# [WHAT THE TASK ASKS]
Identify the lines holding "Lakhs" and copy them.

# [THE INPUT]

▼

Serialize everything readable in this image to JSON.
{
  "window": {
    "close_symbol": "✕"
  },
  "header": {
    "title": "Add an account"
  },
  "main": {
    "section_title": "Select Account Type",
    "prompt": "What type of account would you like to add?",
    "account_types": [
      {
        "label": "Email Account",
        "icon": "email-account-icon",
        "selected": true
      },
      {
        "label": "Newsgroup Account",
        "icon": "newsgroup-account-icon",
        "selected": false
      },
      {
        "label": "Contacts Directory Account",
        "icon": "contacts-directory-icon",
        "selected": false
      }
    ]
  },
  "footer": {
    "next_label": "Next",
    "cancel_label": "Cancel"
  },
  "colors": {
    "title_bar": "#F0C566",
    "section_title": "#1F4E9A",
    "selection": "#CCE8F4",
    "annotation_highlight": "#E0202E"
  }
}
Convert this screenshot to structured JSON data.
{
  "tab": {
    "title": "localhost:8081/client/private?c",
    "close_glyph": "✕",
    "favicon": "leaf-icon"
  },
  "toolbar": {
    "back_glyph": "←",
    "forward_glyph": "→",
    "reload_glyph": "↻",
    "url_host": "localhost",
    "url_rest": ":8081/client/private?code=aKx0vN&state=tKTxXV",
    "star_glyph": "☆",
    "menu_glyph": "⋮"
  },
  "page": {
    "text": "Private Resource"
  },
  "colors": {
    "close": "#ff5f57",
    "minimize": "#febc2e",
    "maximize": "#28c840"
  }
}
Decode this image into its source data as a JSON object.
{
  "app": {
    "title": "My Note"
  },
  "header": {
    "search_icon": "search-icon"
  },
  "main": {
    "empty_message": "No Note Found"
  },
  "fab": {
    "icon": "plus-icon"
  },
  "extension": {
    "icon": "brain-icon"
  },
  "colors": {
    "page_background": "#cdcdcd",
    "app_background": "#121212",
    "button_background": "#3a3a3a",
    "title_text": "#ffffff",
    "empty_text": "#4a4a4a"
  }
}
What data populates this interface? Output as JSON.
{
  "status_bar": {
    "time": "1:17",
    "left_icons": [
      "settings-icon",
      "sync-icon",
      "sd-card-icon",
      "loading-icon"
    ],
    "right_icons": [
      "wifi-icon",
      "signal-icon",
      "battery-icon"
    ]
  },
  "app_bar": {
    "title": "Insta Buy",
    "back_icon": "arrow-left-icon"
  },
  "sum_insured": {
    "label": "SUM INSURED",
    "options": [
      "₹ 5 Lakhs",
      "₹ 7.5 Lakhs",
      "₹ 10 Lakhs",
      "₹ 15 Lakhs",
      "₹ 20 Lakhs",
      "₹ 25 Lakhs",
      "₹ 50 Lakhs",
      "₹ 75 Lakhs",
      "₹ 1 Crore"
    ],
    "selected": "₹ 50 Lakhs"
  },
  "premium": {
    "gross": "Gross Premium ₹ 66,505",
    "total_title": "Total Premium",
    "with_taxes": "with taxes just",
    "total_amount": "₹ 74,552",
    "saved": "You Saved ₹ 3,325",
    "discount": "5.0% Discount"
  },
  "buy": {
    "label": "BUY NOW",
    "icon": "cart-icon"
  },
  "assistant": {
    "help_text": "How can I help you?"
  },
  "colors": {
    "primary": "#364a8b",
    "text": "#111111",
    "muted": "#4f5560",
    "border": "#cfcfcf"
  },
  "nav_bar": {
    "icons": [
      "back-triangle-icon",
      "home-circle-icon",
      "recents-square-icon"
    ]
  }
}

▲

# [WORKED SOLUTION]
      "₹ 5 Lakhs",
      "₹ 7.5 Lakhs",
      "₹ 10 Lakhs",
      "₹ 15 Lakhs",
      "₹ 20 Lakhs",
      "₹ 25 Lakhs",
      "₹ 50 Lakhs",
      "₹ 75 Lakhs",
    "selected": "₹ 50 Lakhs"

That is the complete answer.